Mr. Deane’s Proposition of Loan is accepted by Congress, and they have desired two Millions sterling to be obtained, if possible. The Necessity of keeping up the Credit of our Paper Currencey, and the variety of important Uses, that may be made of this Money, have induced Congress to go as far as 6 Per Cent, but the Interest is heavy, and it is hoped, you may be able to do the Business on much easier Terms. The Resolves of Congress on this Subject are inclosed, and your earliest Attention to them is desired, that we may know as soon as possible the Event of this Application. Another Resolve Inclosed will shew you that Congress approve of Armed Vessels being fitted out by you on Continental Account, provided the Court of France dislike not the Measure, and blank Commissions for this Purpose will be sent you by next Opportunity. Private Ships of War, or Privateers, cannot be admitted, where you are, because the Securities, necessary in such Cases to prevent irregular Practices, cannot be given by the Owners and Commanders of such Privateers. Another Resolve of Congress, which we have the Honor to inclose you, directs the Conduct to be pursued with Regard to Portugal.3

We have Nothing further to add at present, but to request, that you will omit no good Opportunity of informing us, how you succeed in your Mission, what Events take place in Europe, by which these States may be affected, and that you contrive us in regular Succession some of the best London, French, and Dutch Newspapers, with any valuable political Publications, that may concern North America. We have the Honor to be with great Respect and Esteem Honorable Gentlemen your most Obedient and Very Humble Servants

Benja Harrison
Richard Henry Lee
Will Hooper
Jno Witherspoon

In Committee of Secret Correspondence

P.S. The American Captures of British Vessels at Sea have not been less numerous or less valuable, than before Dr. Franklin left us. The Value of these Captures have been estimated at two millions.

Endorsed by Franklin: Letter from Committee of Correspondence Dec. 21. 1776 State of Affairs

[Note numbering follows the Franklin Papers source.]

9A fifth LS, in the Haverford College Library, is now reported lost.

1In the hand of Richard Henry Lee.

2His earlier letter, of July 20-Aug. 18, had been lost at sea: above, XXII, 487 n.

3“For Heaven’s sake, if you mean to have any connection with this Kingdom, be more assiduous in getting your letters here.” Deane Papers, I, 288.

(Stated task 1) In the records, what do the lines from the first one up to and including the line with "mean-exp-point — [392, 2532, 406, 2546]" read when "prob-eq-point" is replaced with "eq-prob-point" and everything else stays the same?
The letter and the records come from unrelated sources.

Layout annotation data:

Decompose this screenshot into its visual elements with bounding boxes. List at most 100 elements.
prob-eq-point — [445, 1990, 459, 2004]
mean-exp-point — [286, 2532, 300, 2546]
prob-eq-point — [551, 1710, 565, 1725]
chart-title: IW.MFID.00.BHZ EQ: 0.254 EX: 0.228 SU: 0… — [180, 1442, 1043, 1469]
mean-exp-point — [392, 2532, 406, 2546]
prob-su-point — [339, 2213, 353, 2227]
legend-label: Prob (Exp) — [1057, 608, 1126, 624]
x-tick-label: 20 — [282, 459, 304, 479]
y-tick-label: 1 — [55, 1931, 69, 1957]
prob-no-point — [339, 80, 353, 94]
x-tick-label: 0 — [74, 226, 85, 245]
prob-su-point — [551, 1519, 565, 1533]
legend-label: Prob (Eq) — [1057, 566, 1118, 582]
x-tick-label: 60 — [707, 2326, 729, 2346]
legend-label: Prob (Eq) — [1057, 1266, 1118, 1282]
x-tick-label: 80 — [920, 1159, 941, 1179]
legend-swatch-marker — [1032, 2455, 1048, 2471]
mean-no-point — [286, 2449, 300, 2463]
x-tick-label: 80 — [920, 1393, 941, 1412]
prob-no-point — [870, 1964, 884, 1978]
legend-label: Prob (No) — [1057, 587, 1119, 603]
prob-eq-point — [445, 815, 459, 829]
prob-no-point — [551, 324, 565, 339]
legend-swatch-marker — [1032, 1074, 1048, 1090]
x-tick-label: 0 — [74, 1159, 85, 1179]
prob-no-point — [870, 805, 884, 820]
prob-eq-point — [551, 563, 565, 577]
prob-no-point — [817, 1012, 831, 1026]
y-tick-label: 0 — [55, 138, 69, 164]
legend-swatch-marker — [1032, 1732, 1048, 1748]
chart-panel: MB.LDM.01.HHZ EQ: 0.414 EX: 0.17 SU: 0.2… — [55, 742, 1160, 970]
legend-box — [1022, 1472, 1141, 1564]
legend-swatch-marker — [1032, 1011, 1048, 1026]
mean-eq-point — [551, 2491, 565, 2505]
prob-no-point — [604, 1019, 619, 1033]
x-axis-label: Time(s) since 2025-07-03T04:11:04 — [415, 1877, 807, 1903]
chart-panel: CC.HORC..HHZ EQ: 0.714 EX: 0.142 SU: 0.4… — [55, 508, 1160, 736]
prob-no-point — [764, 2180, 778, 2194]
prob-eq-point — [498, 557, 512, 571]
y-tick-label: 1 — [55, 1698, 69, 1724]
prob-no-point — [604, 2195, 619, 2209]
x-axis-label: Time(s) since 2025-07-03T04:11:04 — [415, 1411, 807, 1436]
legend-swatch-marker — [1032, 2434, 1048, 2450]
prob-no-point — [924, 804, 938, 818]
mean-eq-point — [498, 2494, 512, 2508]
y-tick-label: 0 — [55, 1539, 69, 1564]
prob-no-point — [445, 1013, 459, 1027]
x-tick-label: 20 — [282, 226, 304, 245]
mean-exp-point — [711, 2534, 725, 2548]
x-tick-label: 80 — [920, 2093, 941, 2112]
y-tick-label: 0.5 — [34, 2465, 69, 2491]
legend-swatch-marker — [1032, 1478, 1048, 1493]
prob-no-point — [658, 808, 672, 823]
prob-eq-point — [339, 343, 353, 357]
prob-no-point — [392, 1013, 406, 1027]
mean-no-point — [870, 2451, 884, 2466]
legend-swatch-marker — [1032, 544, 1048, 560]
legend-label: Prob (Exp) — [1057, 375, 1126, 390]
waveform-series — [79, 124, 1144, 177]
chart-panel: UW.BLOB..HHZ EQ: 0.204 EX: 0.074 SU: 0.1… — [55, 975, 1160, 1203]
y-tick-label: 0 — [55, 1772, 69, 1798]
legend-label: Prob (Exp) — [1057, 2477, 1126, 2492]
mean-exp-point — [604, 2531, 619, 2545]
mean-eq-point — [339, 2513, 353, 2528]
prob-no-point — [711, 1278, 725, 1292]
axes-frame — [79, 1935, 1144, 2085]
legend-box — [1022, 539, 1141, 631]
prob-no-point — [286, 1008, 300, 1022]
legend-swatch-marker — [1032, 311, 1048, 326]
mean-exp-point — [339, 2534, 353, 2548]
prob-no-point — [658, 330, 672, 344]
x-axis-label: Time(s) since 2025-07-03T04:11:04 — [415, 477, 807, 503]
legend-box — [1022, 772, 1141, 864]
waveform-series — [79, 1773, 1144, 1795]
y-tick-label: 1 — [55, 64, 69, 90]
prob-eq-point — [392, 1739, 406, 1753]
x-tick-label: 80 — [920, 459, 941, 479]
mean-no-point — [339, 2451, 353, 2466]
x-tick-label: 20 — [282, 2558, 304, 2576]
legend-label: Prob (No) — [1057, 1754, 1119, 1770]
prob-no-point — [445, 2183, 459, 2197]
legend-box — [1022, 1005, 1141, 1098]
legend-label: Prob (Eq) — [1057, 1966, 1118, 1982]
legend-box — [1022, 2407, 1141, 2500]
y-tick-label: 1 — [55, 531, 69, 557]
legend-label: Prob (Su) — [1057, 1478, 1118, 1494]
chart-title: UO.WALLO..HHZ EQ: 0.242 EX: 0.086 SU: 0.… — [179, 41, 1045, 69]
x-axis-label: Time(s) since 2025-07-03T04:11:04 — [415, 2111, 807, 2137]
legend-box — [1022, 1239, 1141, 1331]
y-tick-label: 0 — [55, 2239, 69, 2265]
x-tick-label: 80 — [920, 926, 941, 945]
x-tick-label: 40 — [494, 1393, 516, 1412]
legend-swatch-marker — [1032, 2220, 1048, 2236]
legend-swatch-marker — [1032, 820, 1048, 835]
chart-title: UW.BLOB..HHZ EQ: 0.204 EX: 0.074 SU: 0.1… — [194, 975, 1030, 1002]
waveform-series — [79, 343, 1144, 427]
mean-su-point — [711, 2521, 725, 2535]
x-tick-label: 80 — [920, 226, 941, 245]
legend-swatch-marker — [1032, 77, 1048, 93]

(Stated task 2) What does the letter from the Committee of Secret Correspondence say, word for word, from "[Note numbering follows" up to and including "Papers, I, 288."?

(Task output 1)
Decompose this screenshot into its visual elements with bounding boxes. List at most 100 elements.
eq-prob-point — [445, 1990, 459, 2004]
mean-exp-point — [286, 2532, 300, 2546]
eq-prob-point — [551, 1710, 565, 1725]
chart-title: IW.MFID.00.BHZ EQ: 0.254 EX: 0.228 SU: 0… — [180, 1442, 1043, 1469]
mean-exp-point — [392, 2532, 406, 2546]

(Task output 2)
[Note numbering follows the Franklin Papers source.]

9A fifth LS, in the Haverford College Library, is now reported lost.

1In the hand of Richard Henry Lee.

2His earlier letter, of July 20-Aug. 18, had been lost at sea: above, XXII, 487 n.

3“For Heaven’s sake, if you mean to have any connection with this Kingdom, be more assiduous in getting your letters here.” Deane Papers, I, 288.